(Dataset listing)

# # # #

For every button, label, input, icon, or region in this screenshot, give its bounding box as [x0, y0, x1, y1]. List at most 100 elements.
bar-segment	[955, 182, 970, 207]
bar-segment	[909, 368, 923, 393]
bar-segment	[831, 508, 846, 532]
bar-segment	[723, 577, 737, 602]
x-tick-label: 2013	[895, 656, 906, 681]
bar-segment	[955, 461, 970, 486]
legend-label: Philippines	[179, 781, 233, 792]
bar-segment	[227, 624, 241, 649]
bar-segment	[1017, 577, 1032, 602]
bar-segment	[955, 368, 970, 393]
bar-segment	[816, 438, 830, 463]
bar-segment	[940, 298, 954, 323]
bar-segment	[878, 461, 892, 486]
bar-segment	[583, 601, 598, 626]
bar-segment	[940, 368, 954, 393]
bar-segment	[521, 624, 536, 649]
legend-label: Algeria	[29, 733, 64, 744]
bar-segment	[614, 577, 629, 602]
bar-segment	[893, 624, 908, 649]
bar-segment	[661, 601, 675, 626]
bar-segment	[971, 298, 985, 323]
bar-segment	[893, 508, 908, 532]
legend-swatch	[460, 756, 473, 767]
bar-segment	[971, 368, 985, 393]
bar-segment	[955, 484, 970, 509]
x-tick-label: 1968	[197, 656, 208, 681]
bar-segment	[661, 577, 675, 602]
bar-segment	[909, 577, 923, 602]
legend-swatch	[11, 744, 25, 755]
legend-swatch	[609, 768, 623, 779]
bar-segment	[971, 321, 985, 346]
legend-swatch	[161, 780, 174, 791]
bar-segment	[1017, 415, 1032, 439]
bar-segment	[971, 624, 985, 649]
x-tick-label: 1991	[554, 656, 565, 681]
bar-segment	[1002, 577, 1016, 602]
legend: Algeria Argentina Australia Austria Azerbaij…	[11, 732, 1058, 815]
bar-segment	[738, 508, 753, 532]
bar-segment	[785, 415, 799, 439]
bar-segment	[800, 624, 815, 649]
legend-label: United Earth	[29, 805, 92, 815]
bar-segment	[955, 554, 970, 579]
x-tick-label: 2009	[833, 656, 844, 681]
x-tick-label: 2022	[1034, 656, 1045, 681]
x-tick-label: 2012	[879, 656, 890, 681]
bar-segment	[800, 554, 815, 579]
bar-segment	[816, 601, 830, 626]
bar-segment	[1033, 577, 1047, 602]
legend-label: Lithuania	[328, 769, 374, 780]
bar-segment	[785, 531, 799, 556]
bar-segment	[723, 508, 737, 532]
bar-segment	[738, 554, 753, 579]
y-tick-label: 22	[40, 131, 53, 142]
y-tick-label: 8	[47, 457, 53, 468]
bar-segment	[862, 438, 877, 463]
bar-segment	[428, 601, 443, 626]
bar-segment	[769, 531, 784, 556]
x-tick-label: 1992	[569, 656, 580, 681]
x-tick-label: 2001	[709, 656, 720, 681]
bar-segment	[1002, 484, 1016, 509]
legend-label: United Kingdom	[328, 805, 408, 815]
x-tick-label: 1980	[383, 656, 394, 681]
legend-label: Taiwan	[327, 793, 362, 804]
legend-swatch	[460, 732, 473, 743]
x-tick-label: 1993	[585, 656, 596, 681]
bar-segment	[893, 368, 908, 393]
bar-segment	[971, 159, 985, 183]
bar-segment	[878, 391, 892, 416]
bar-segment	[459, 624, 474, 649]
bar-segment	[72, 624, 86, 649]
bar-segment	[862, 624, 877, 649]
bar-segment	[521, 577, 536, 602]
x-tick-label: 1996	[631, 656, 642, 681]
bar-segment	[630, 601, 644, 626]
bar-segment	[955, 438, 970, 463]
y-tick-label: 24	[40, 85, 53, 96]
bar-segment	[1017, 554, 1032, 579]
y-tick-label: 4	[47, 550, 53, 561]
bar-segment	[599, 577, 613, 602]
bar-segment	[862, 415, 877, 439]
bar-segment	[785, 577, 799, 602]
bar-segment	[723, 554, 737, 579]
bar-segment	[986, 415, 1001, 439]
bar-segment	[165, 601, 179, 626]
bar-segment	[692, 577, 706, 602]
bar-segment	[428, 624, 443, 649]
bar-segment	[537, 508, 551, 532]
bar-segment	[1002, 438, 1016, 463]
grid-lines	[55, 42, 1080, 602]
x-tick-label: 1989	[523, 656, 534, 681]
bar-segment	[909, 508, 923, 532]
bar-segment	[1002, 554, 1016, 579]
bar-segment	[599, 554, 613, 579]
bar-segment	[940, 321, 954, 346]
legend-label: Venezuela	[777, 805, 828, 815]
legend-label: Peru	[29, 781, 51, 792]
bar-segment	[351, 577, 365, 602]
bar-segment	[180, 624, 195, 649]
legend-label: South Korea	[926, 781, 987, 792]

# # # #

● EXERCISE DETAILS
Reproduce the listing verbatim, from its first line up to and including the line containing "298, 954, 323]".

● SOLUTION TO THIS EXERCISE
For every button, label, input, icon, or region in this screenshot, give its bounding box as [x0, y0, x1, y1]. List at most 100 elements.
bar-segment	[955, 182, 970, 207]
bar-segment	[909, 368, 923, 393]
bar-segment	[831, 508, 846, 532]
bar-segment	[723, 577, 737, 602]
x-tick-label: 2013	[895, 656, 906, 681]
bar-segment	[955, 461, 970, 486]
legend-label: Philippines	[179, 781, 233, 792]
bar-segment	[227, 624, 241, 649]
bar-segment	[1017, 577, 1032, 602]
bar-segment	[955, 368, 970, 393]
bar-segment	[816, 438, 830, 463]
bar-segment	[940, 298, 954, 323]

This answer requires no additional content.